Write out all of the data exactly as it appears.
-- Provided records start --
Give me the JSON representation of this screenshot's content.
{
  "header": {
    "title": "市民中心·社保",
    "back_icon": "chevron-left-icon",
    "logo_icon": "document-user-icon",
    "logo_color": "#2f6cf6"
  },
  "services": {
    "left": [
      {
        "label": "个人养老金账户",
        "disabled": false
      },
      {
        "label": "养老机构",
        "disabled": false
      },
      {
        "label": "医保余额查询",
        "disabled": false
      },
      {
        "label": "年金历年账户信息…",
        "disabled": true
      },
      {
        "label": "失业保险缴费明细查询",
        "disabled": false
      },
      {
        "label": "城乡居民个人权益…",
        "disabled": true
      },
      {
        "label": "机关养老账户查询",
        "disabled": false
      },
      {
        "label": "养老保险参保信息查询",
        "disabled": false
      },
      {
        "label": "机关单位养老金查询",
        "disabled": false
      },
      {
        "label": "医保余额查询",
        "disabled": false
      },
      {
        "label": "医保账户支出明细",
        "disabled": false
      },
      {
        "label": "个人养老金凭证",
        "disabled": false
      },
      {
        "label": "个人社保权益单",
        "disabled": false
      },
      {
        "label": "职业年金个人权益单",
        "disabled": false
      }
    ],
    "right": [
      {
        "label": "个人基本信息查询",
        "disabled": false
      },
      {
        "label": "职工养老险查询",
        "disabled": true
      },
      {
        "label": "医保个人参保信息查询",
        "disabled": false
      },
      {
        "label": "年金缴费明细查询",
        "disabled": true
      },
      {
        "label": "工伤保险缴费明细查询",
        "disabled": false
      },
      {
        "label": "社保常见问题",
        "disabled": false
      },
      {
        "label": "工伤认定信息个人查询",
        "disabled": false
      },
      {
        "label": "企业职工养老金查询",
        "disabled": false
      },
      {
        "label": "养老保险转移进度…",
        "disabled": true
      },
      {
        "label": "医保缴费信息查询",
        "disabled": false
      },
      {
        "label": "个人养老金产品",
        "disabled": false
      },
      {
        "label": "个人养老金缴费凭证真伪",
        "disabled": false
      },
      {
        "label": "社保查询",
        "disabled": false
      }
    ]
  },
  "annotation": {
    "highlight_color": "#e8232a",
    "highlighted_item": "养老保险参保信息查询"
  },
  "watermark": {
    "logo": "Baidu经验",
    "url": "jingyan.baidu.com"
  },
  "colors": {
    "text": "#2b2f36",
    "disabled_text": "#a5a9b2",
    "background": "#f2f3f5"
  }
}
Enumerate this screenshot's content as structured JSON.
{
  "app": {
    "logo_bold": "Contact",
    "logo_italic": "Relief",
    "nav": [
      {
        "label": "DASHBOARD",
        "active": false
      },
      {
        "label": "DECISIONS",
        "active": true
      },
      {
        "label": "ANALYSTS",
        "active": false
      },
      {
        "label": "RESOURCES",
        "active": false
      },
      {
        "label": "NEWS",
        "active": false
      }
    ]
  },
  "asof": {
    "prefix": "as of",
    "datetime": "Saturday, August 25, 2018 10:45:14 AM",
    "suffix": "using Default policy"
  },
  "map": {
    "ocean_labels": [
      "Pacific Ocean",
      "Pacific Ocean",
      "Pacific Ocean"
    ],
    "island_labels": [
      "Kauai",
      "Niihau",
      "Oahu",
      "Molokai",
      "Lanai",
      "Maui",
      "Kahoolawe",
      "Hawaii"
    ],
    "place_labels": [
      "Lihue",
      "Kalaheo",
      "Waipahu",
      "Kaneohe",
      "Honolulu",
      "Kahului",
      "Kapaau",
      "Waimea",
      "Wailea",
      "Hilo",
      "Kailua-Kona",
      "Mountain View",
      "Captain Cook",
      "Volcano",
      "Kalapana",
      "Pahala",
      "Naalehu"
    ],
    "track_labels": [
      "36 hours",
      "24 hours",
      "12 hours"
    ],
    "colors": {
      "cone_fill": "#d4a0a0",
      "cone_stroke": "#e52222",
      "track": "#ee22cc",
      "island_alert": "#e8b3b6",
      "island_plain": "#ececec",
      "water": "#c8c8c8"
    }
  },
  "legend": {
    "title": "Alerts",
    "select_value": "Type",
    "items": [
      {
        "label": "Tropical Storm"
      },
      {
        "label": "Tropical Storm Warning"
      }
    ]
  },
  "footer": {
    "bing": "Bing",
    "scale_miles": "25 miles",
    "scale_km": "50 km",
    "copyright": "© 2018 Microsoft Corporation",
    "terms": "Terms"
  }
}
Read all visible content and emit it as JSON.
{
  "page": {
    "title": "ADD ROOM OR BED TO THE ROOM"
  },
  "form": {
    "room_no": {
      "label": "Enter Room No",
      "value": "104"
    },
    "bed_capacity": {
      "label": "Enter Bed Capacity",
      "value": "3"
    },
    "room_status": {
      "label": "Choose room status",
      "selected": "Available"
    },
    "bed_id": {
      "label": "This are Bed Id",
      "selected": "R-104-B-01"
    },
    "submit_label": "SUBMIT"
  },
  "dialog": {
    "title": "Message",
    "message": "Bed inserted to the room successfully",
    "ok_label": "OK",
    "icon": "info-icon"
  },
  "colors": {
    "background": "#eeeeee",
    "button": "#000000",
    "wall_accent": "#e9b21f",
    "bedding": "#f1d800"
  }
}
-- Provided records end --
» **Finished task**:
Give me the JSON representation of this screenshot's content.
{
  "header": {
    "title": "市民中心·社保",
    "back_icon": "chevron-left-icon",
    "logo_icon": "document-user-icon",
    "logo_color": "#2f6cf6"
  },
  "services": {
    "left": [
      {
        "label": "个人养老金账户",
        "disabled": false
      },
      {
        "label": "养老机构",
        "disabled": false
      },
      {
        "label": "医保余额查询",
        "disabled": false
      },
      {
        "label": "年金历年账户信息…",
        "disabled": true
      },
      {
        "label": "失业保险缴费明细查询",
        "disabled": false
      },
      {
        "label": "城乡居民个人权益…",
        "disabled": true
      },
      {
        "label": "机关养老账户查询",
        "disabled": false
      },
      {
        "label": "养老保险参保信息查询",
        "disabled": false
      },
      {
        "label": "机关单位养老金查询",
        "disabled": false
      },
      {
        "label": "医保余额查询",
        "disabled": false
      },
      {
        "label": "医保账户支出明细",
        "disabled": false
      },
      {
        "label": "个人养老金凭证",
        "disabled": false
      },
      {
        "label": "个人社保权益单",
        "disabled": false
      },
      {
        "label": "职业年金个人权益单",
        "disabled": false
      }
    ],
    "right": [
      {
        "label": "个人基本信息查询",
        "disabled": false
      },
      {
        "label": "职工养老险查询",
        "disabled": true
      },
      {
        "label": "医保个人参保信息查询",
        "disabled": false
      },
      {
        "label": "年金缴费明细查询",
        "disabled": true
      },
      {
        "label": "工伤保险缴费明细查询",
        "disabled": false
      },
      {
        "label": "社保常见问题",
        "disabled": false
      },
      {
        "label": "工伤认定信息个人查询",
        "disabled": false
      },
      {
        "label": "企业职工养老金查询",
        "disabled": false
      },
      {
        "label": "养老保险转移进度…",
        "disabled": true
      },
      {
        "label": "医保缴费信息查询",
        "disabled": false
      },
      {
        "label": "个人养老金产品",
        "disabled": false
      },
      {
        "label": "个人养老金缴费凭证真伪",
        "disabled": false
      },
      {
        "label": "社保查询",
        "disabled": false
      }
    ]
  },
  "annotation": {
    "highlight_color": "#e8232a",
    "highlighted_item": "养老保险参保信息查询"
  },
  "watermark": {
    "logo": "Baidu经验",
    "url": "jingyan.baidu.com"
  },
  "colors": {
    "text": "#2b2f36",
    "disabled_text": "#a5a9b2",
    "background": "#f2f3f5"
  }
}
Enumerate this screenshot's content as structured JSON.
{
  "app": {
    "logo_bold": "Contact",
    "logo_italic": "Relief",
    "nav": [
      {
        "label": "DASHBOARD",
        "active": false
      },
      {
        "label": "DECISIONS",
        "active": true
      },
      {
        "label": "ANALYSTS",
        "active": false
      },
      {
        "label": "RESOURCES",
        "active": false
      },
      {
        "label": "NEWS",
        "active": false
      }
    ]
  },
  "asof": {
    "prefix": "as of",
    "datetime": "Saturday, August 25, 2018 10:45:14 AM",
    "suffix": "using Default policy"
  },
  "map": {
    "ocean_labels": [
      "Pacific Ocean",
      "Pacific Ocean",
      "Pacific Ocean"
    ],
    "island_labels": [
      "Kauai",
      "Niihau",
      "Oahu",
      "Molokai",
      "Lanai",
      "Maui",
      "Kahoolawe",
      "Hawaii"
    ],
    "place_labels": [
      "Lihue",
      "Kalaheo",
      "Waipahu",
      "Kaneohe",
      "Honolulu",
      "Kahului",
      "Kapaau",
      "Waimea",
      "Wailea",
      "Hilo",
      "Kailua-Kona",
      "Mountain View",
      "Captain Cook",
      "Volcano",
      "Kalapana",
      "Pahala",
      "Naalehu"
    ],
    "track_labels": [
      "36 hours",
      "24 hours",
      "12 hours"
    ],
    "colors": {
      "cone_fill": "#d4a0a0",
      "cone_stroke": "#e52222",
      "track": "#ee22cc",
      "island_alert": "#e8b3b6",
      "island_plain": "#ececec",
      "water": "#c8c8c8"
    }
  },
  "legend": {
    "title": "Alerts",
    "select_value": "Type",
    "items": [
      {
        "label": "Tropical Storm"
      },
      {
        "label": "Tropical Storm Warning"
      }
    ]
  },
  "footer": {
    "bing": "Bing",
    "scale_miles": "25 miles",
    "scale_km": "50 km",
    "copyright": "© 2018 Microsoft Corporation",
    "terms": "Terms"
  }
}
Read all visible content and emit it as JSON.
{
  "page": {
    "title": "ADD ROOM OR BED TO THE ROOM"
  },
  "form": {
    "room_no": {
      "label": "Enter Room No",
      "value": "104"
    },
    "bed_capacity": {
      "label": "Enter Bed Capacity",
      "value": "3"
    },
    "room_status": {
      "label": "Choose room status",
      "selected": "Available"
    },
    "bed_id": {
      "label": "This are Bed Id",
      "selected": "R-104-B-01"
    },
    "submit_label": "SUBMIT"
  },
  "dialog": {
    "title": "Message",
    "message": "Bed inserted to the room successfully",
    "ok_label": "OK",
    "icon": "info-icon"
  },
  "colors": {
    "background": "#eeeeee",
    "button": "#000000",
    "wall_accent": "#e9b21f",
    "bedding": "#f1d800"
  }
}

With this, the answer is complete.